Given instruction ::
How many lines of the data hold the word "поддерживает"? State the number and nothing else.

= = = = =

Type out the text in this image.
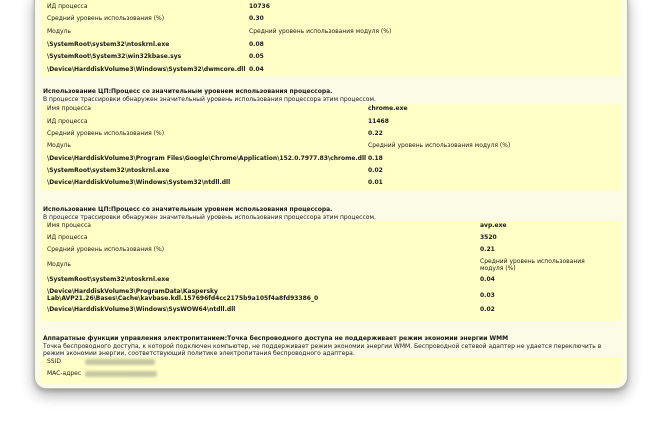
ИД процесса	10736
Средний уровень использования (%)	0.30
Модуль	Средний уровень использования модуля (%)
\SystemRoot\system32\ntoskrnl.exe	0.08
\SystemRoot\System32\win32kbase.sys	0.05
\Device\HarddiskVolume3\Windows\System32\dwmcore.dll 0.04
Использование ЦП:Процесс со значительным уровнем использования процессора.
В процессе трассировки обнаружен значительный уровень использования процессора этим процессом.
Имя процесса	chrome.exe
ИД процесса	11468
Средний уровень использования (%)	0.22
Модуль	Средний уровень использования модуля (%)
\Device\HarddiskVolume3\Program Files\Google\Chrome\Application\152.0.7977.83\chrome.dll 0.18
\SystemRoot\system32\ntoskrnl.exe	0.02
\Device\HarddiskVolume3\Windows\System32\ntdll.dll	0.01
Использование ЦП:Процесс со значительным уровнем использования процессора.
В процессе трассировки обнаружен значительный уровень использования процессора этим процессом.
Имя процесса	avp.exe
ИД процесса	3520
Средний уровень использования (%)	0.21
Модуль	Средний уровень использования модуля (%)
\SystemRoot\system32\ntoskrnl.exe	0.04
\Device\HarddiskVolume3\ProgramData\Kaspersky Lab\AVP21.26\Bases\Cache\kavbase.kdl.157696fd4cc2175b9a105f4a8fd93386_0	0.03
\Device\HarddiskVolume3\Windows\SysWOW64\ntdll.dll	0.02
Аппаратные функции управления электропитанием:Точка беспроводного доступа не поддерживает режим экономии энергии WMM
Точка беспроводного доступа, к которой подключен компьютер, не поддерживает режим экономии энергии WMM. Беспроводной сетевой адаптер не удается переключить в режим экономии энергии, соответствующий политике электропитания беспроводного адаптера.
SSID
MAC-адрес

= = = = =

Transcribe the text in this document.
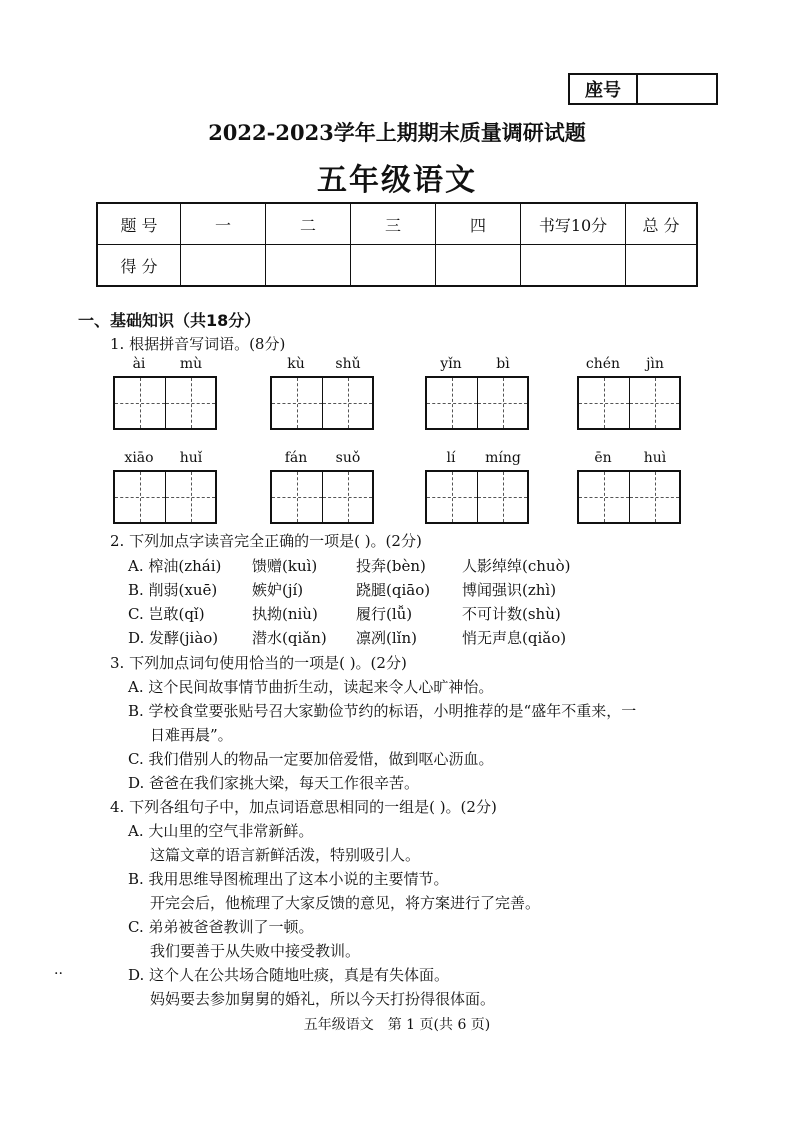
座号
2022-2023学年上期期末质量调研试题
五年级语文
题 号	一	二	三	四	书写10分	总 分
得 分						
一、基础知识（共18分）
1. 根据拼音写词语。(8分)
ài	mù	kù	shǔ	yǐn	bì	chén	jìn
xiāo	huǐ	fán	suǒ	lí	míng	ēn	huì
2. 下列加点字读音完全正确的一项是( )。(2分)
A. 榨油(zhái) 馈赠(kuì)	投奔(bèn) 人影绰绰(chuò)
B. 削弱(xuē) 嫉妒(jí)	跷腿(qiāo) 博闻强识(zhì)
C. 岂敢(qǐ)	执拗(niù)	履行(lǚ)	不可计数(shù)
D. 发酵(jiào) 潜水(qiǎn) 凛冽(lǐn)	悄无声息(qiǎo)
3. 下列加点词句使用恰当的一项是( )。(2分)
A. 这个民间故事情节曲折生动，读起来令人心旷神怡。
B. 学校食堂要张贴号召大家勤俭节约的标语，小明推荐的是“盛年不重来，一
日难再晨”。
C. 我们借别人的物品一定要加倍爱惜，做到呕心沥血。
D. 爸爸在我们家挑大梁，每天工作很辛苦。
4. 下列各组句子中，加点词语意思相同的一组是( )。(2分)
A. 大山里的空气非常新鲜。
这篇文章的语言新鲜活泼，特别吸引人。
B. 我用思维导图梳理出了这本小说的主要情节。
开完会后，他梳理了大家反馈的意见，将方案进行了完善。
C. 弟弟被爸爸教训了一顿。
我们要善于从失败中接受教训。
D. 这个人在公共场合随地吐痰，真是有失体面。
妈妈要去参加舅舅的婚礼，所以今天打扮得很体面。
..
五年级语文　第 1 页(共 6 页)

= = = = =

Task output ::
2